• **WHAT IS BEING ASKED**: Copy the records verbatim, beginning at the line that contains "lego-cell [801,733,804,737]" and stopping after the line that contains "calorimeter-cell [494,471,508,483]".

• **ENTRIES SHOWN**:
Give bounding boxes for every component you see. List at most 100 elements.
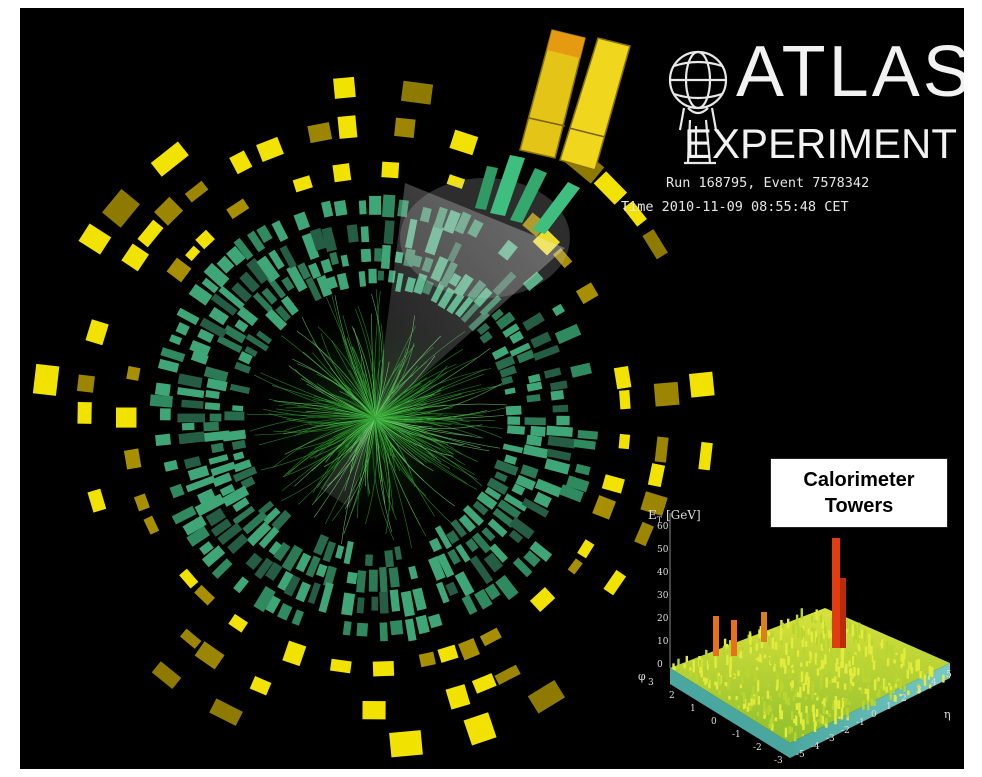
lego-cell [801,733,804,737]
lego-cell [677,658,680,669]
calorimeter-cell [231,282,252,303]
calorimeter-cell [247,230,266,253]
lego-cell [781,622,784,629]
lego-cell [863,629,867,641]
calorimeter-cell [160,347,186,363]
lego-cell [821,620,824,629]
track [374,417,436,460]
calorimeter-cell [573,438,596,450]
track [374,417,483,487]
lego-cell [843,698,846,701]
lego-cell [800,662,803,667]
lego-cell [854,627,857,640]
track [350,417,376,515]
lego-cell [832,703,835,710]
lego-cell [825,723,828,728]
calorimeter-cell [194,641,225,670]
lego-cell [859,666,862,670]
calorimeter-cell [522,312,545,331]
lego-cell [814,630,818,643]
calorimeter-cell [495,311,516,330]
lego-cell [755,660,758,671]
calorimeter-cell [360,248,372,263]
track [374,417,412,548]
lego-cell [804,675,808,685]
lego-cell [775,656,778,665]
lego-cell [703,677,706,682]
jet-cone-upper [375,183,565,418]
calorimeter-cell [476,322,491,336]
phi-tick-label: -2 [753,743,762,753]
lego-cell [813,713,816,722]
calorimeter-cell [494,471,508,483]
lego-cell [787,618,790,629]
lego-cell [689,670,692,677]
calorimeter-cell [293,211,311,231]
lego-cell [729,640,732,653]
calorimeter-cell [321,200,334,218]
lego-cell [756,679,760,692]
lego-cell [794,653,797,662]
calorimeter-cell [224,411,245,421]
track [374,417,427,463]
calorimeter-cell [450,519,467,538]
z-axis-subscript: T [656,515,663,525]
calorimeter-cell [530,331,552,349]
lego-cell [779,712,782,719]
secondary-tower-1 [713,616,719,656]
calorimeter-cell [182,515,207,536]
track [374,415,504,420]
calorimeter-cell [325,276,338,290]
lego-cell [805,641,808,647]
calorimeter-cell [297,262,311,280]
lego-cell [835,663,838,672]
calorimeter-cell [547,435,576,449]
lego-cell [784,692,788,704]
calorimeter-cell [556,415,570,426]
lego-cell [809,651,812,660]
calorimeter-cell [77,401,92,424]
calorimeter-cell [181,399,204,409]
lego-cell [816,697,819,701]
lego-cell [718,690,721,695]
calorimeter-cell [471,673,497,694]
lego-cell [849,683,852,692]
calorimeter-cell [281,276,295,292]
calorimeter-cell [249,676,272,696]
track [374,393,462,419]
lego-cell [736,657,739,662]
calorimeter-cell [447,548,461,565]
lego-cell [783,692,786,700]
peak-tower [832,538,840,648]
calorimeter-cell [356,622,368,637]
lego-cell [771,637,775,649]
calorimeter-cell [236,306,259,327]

• **RESPONSE**:
lego-cell [801,733,804,737]
lego-cell [677,658,680,669]
calorimeter-cell [231,282,252,303]
calorimeter-cell [247,230,266,253]
lego-cell [781,622,784,629]
lego-cell [863,629,867,641]
calorimeter-cell [160,347,186,363]
lego-cell [821,620,824,629]
track [374,417,436,460]
calorimeter-cell [573,438,596,450]
track [374,417,483,487]
lego-cell [843,698,846,701]
lego-cell [800,662,803,667]
lego-cell [854,627,857,640]
track [350,417,376,515]
lego-cell [832,703,835,710]
lego-cell [825,723,828,728]
calorimeter-cell [194,641,225,670]
lego-cell [859,666,862,670]
calorimeter-cell [522,312,545,331]
lego-cell [814,630,818,643]
calorimeter-cell [495,311,516,330]
lego-cell [755,660,758,671]
calorimeter-cell [360,248,372,263]
track [374,417,412,548]
lego-cell [804,675,808,685]
lego-cell [775,656,778,665]
lego-cell [703,677,706,682]
jet-cone-upper [375,183,565,418]
calorimeter-cell [476,322,491,336]
phi-tick-label: -2 [753,743,762,753]
lego-cell [813,713,816,722]
calorimeter-cell [494,471,508,483]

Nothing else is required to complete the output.